PROBLEM DESCRIPTION: Look through the entries below and report how many lines hold the string "JSON". Only the number is wanted.

A run of records:
------
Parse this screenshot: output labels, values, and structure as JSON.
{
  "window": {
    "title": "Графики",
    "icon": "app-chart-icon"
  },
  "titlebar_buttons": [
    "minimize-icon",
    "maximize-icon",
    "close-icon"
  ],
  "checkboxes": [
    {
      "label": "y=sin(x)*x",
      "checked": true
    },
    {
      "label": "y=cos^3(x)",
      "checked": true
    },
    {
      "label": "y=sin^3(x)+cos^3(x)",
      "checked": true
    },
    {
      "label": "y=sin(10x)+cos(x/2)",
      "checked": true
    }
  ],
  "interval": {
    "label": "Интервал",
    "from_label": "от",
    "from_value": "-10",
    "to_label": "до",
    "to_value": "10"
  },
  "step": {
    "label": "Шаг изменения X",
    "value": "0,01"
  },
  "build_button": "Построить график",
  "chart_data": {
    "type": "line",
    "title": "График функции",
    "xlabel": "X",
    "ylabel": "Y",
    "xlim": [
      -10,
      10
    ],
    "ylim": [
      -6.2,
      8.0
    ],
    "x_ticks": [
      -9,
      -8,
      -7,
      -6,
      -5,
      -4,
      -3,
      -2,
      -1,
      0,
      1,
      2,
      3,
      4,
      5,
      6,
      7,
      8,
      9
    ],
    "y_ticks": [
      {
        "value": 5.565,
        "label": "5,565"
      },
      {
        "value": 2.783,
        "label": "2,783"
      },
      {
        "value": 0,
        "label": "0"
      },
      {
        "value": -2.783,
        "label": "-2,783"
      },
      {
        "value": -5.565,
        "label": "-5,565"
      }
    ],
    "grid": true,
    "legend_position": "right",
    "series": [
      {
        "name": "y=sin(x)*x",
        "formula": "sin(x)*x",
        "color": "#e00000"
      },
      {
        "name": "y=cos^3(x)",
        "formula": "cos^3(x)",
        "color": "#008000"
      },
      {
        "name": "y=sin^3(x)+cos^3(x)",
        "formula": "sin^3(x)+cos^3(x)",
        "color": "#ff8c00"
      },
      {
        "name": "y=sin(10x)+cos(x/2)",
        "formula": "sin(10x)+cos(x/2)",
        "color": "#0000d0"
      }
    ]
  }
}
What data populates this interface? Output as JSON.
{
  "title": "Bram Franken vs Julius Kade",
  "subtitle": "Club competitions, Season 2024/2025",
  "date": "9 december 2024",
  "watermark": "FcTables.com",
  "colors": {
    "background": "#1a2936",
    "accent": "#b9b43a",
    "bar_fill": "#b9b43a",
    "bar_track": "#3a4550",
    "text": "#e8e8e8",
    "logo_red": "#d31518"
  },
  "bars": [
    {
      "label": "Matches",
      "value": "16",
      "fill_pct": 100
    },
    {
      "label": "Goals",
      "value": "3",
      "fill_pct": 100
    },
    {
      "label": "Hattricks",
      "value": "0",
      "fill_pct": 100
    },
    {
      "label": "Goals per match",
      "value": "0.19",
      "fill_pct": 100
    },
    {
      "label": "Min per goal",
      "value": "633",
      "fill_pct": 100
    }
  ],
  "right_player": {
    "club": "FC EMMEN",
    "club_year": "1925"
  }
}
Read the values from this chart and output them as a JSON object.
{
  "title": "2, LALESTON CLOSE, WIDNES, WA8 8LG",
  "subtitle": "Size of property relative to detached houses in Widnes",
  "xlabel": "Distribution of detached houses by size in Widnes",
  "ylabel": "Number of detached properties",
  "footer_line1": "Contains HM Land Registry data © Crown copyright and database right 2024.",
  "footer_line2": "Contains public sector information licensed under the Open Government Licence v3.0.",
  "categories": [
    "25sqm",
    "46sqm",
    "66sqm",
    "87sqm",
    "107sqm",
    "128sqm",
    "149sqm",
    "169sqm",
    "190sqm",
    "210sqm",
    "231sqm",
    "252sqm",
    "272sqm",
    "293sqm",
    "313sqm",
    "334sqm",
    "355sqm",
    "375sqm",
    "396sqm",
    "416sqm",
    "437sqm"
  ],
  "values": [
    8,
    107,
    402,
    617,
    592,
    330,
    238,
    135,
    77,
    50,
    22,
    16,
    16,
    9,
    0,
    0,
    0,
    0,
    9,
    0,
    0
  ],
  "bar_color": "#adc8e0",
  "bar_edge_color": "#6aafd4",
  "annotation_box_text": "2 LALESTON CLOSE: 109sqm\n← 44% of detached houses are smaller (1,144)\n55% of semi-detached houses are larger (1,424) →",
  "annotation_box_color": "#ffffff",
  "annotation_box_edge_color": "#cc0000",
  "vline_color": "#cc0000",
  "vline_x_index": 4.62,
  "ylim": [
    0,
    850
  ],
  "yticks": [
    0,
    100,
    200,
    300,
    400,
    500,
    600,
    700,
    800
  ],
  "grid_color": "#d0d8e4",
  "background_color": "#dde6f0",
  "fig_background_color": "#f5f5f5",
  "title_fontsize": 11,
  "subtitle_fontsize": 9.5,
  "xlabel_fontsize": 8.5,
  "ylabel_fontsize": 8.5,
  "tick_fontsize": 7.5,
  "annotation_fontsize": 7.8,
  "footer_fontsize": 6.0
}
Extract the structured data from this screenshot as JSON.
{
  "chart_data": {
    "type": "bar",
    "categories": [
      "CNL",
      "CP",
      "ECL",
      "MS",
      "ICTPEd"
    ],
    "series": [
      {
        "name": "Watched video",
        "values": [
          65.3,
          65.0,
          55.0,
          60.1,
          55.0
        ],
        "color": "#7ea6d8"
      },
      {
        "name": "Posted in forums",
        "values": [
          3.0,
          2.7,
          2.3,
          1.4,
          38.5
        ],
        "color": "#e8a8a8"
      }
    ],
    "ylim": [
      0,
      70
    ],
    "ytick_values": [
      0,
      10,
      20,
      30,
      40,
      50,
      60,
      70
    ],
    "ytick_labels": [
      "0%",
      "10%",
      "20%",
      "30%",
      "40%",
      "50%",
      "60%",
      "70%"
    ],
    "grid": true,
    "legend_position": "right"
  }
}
------
FINISHED TASK: 4